_What you should do_.
What follows is a set of entries. Repeat them exactly, but not their pictures.

_Dataset rows_.
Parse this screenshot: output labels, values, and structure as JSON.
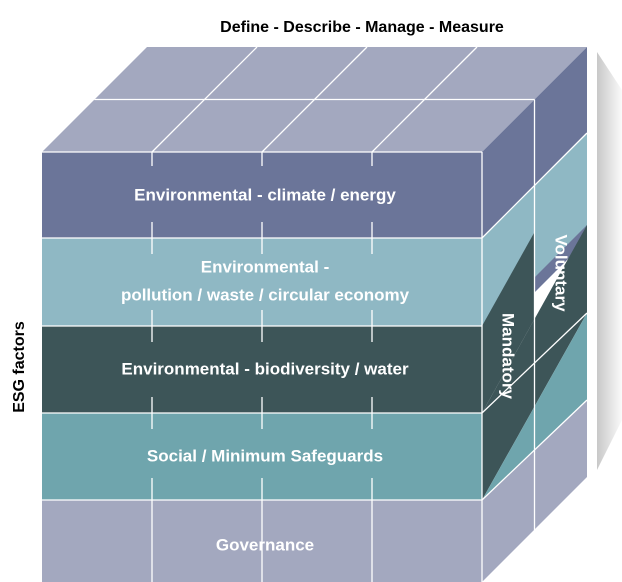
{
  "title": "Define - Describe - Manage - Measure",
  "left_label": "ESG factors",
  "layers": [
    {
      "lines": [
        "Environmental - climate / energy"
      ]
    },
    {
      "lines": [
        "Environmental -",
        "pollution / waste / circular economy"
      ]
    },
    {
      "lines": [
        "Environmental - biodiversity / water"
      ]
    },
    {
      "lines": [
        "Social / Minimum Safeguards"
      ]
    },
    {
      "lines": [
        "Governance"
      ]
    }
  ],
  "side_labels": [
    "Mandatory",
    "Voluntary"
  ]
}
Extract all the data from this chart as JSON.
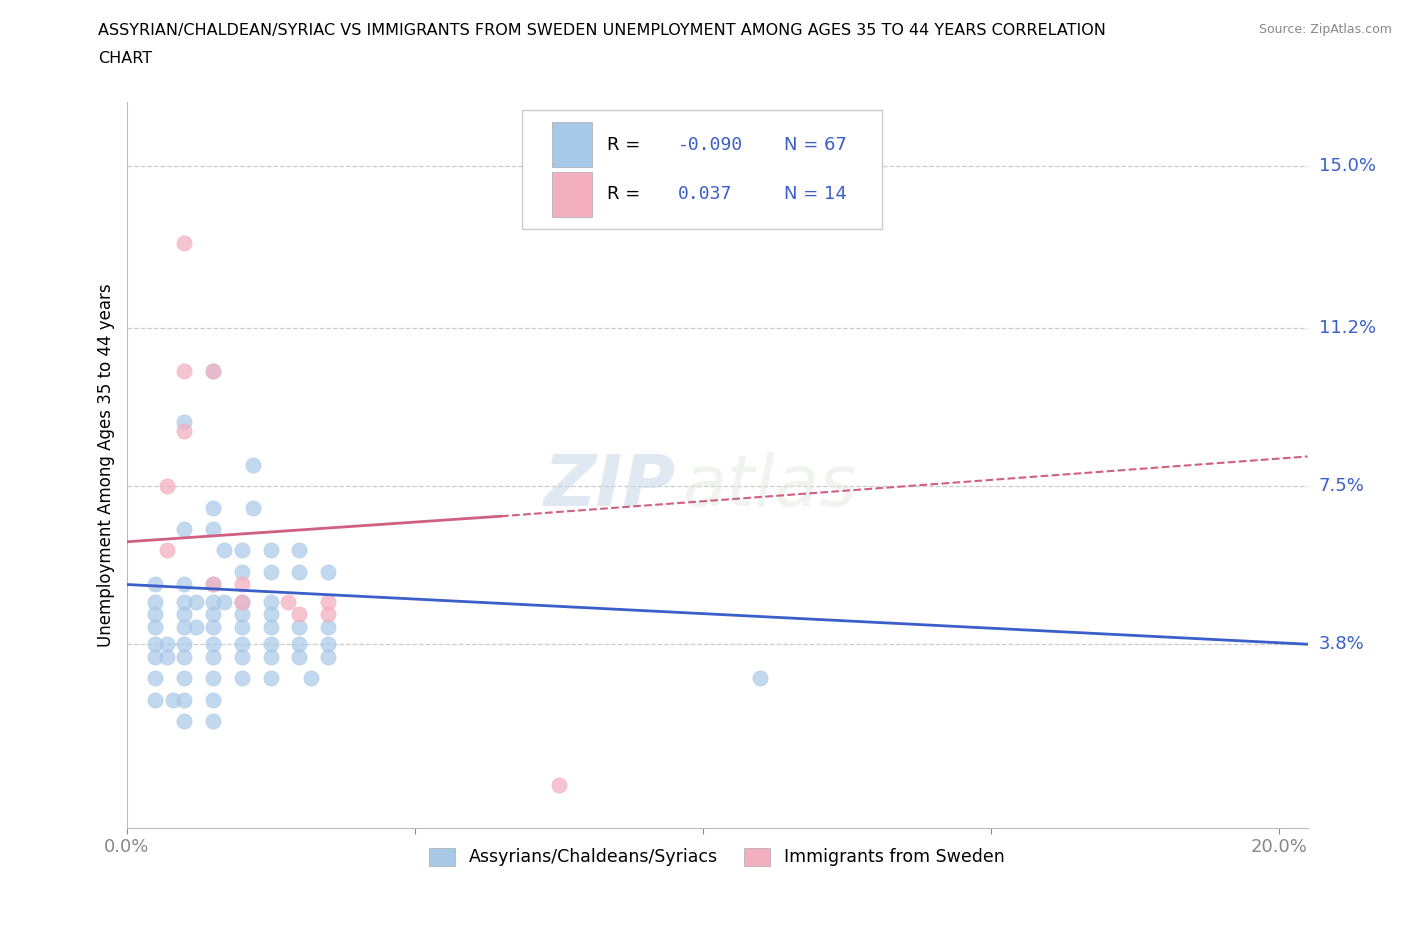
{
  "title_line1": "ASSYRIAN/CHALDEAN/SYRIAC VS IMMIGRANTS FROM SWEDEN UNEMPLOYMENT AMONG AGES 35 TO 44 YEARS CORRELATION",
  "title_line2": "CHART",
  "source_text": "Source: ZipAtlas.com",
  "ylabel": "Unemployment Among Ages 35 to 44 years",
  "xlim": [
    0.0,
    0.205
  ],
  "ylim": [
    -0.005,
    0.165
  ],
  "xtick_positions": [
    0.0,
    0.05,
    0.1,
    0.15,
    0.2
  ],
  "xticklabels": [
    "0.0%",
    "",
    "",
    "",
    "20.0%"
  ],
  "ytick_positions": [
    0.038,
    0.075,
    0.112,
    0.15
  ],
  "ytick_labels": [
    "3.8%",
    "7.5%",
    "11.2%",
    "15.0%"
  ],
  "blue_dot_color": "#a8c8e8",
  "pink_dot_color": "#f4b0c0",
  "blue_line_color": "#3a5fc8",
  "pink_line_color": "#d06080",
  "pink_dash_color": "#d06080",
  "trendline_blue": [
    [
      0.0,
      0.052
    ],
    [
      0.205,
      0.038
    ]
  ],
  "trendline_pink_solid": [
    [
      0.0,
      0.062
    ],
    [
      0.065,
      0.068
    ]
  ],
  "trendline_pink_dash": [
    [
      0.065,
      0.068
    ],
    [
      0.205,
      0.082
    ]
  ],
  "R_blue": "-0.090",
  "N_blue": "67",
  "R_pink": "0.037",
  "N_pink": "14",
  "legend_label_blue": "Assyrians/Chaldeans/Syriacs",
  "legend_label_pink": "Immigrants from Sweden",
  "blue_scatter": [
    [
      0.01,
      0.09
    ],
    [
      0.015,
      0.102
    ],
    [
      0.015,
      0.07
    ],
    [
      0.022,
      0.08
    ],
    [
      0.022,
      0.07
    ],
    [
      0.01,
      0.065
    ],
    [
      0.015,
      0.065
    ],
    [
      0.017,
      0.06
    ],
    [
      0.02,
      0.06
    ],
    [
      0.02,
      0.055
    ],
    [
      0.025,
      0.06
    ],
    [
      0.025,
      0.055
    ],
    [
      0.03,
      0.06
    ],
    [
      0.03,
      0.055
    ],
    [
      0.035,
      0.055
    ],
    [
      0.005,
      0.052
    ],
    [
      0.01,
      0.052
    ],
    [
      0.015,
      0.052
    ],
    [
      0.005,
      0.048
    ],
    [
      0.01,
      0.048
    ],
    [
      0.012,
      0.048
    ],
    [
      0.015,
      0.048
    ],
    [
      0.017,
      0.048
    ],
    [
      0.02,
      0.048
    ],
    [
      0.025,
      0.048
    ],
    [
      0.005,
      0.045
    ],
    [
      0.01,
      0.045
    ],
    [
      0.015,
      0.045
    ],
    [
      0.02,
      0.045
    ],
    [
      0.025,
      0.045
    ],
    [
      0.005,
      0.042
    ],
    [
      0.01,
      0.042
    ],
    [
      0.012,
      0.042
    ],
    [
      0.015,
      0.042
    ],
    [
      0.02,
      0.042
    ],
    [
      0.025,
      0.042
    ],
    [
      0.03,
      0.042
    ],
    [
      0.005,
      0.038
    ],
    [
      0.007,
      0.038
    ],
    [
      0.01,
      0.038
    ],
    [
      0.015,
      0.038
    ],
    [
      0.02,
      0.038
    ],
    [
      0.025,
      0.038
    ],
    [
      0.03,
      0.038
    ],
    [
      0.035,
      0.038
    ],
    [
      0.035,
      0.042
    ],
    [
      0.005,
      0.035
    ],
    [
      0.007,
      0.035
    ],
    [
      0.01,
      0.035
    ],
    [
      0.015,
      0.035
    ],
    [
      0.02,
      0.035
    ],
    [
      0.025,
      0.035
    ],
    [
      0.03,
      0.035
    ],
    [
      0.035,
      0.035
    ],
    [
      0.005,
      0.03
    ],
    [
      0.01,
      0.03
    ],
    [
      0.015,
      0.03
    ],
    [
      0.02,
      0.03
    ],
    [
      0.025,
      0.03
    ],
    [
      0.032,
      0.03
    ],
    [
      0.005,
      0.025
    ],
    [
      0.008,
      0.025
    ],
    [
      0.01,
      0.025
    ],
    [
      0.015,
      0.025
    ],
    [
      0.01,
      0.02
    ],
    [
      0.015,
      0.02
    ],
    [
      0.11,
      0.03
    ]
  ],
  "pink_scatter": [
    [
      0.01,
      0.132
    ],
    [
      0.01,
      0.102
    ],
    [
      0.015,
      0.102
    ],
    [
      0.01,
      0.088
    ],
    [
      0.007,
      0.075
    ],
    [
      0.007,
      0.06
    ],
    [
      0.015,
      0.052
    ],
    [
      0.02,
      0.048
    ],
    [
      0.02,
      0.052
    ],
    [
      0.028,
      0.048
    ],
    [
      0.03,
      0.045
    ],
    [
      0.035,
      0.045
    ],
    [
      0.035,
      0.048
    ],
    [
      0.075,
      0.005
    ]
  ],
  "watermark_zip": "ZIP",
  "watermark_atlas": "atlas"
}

_Worked solution_.
Parse this screenshot: output labels, values, and structure as JSON.
{
  "title": "Define - Describe - Manage - Measure",
  "left_label": "ESG factors",
  "layers": [
    {
      "lines": [
        "Environmental - climate / energy"
      ]
    },
    {
      "lines": [
        "Environmental -",
        "pollution / waste / circular economy"
      ]
    },
    {
      "lines": [
        "Environmental - biodiversity / water"
      ]
    },
    {
      "lines": [
        "Social / Minimum Safeguards"
      ]
    },
    {
      "lines": [
        "Governance"
      ]
    }
  ],
  "side_labels": [
    "Mandatory",
    "Voluntary"
  ]
}
Extract all the data from this chart as JSON.
{
  "title_line1": "ASSYRIAN/CHALDEAN/SYRIAC VS IMMIGRANTS FROM SWEDEN UNEMPLOYMENT AMONG AGES 35 TO 44 YEARS CORRELATION",
  "title_line2": "CHART",
  "source_text": "Source: ZipAtlas.com",
  "ylabel": "Unemployment Among Ages 35 to 44 years",
  "xlim": [
    0.0,
    0.205
  ],
  "ylim": [
    -0.005,
    0.165
  ],
  "xtick_positions": [
    0.0,
    0.05,
    0.1,
    0.15,
    0.2
  ],
  "xticklabels": [
    "0.0%",
    "",
    "",
    "",
    "20.0%"
  ],
  "ytick_positions": [
    0.038,
    0.075,
    0.112,
    0.15
  ],
  "ytick_labels": [
    "3.8%",
    "7.5%",
    "11.2%",
    "15.0%"
  ],
  "blue_dot_color": "#a8c8e8",
  "pink_dot_color": "#f4b0c0",
  "blue_line_color": "#3a5fc8",
  "pink_line_color": "#d06080",
  "pink_dash_color": "#d06080",
  "trendline_blue": [
    [
      0.0,
      0.052
    ],
    [
      0.205,
      0.038
    ]
  ],
  "trendline_pink_solid": [
    [
      0.0,
      0.062
    ],
    [
      0.065,
      0.068
    ]
  ],
  "trendline_pink_dash": [
    [
      0.065,
      0.068
    ],
    [
      0.205,
      0.082
    ]
  ],
  "R_blue": "-0.090",
  "N_blue": "67",
  "R_pink": "0.037",
  "N_pink": "14",
  "legend_label_blue": "Assyrians/Chaldeans/Syriacs",
  "legend_label_pink": "Immigrants from Sweden",
  "blue_scatter": [
    [
      0.01,
      0.09
    ],
    [
      0.015,
      0.102
    ],
    [
      0.015,
      0.07
    ],
    [
      0.022,
      0.08
    ],
    [
      0.022,
      0.07
    ],
    [
      0.01,
      0.065
    ],
    [
      0.015,
      0.065
    ],
    [
      0.017,
      0.06
    ],
    [
      0.02,
      0.06
    ],
    [
      0.02,
      0.055
    ],
    [
      0.025,
      0.06
    ],
    [
      0.025,
      0.055
    ],
    [
      0.03,
      0.06
    ],
    [
      0.03,
      0.055
    ],
    [
      0.035,
      0.055
    ],
    [
      0.005,
      0.052
    ],
    [
      0.01,
      0.052
    ],
    [
      0.015,
      0.052
    ],
    [
      0.005,
      0.048
    ],
    [
      0.01,
      0.048
    ],
    [
      0.012,
      0.048
    ],
    [
      0.015,
      0.048
    ],
    [
      0.017,
      0.048
    ],
    [
      0.02,
      0.048
    ],
    [
      0.025,
      0.048
    ],
    [
      0.005,
      0.045
    ],
    [
      0.01,
      0.045
    ],
    [
      0.015,
      0.045
    ],
    [
      0.02,
      0.045
    ],
    [
      0.025,
      0.045
    ],
    [
      0.005,
      0.042
    ],
    [
      0.01,
      0.042
    ],
    [
      0.012,
      0.042
    ],
    [
      0.015,
      0.042
    ],
    [
      0.02,
      0.042
    ],
    [
      0.025,
      0.042
    ],
    [
      0.03,
      0.042
    ],
    [
      0.005,
      0.038
    ],
    [
      0.007,
      0.038
    ],
    [
      0.01,
      0.038
    ],
    [
      0.015,
      0.038
    ],
    [
      0.02,
      0.038
    ],
    [
      0.025,
      0.038
    ],
    [
      0.03,
      0.038
    ],
    [
      0.035,
      0.038
    ],
    [
      0.035,
      0.042
    ],
    [
      0.005,
      0.035
    ],
    [
      0.007,
      0.035
    ],
    [
      0.01,
      0.035
    ],
    [
      0.015,
      0.035
    ],
    [
      0.02,
      0.035
    ],
    [
      0.025,
      0.035
    ],
    [
      0.03,
      0.035
    ],
    [
      0.035,
      0.035
    ],
    [
      0.005,
      0.03
    ],
    [
      0.01,
      0.03
    ],
    [
      0.015,
      0.03
    ],
    [
      0.02,
      0.03
    ],
    [
      0.025,
      0.03
    ],
    [
      0.032,
      0.03
    ],
    [
      0.005,
      0.025
    ],
    [
      0.008,
      0.025
    ],
    [
      0.01,
      0.025
    ],
    [
      0.015,
      0.025
    ],
    [
      0.01,
      0.02
    ],
    [
      0.015,
      0.02
    ],
    [
      0.11,
      0.03
    ]
  ],
  "pink_scatter": [
    [
      0.01,
      0.132
    ],
    [
      0.01,
      0.102
    ],
    [
      0.015,
      0.102
    ],
    [
      0.01,
      0.088
    ],
    [
      0.007,
      0.075
    ],
    [
      0.007,
      0.06
    ],
    [
      0.015,
      0.052
    ],
    [
      0.02,
      0.048
    ],
    [
      0.02,
      0.052
    ],
    [
      0.028,
      0.048
    ],
    [
      0.03,
      0.045
    ],
    [
      0.035,
      0.045
    ],
    [
      0.035,
      0.048
    ],
    [
      0.075,
      0.005
    ]
  ],
  "watermark_zip": "ZIP",
  "watermark_atlas": "atlas"
}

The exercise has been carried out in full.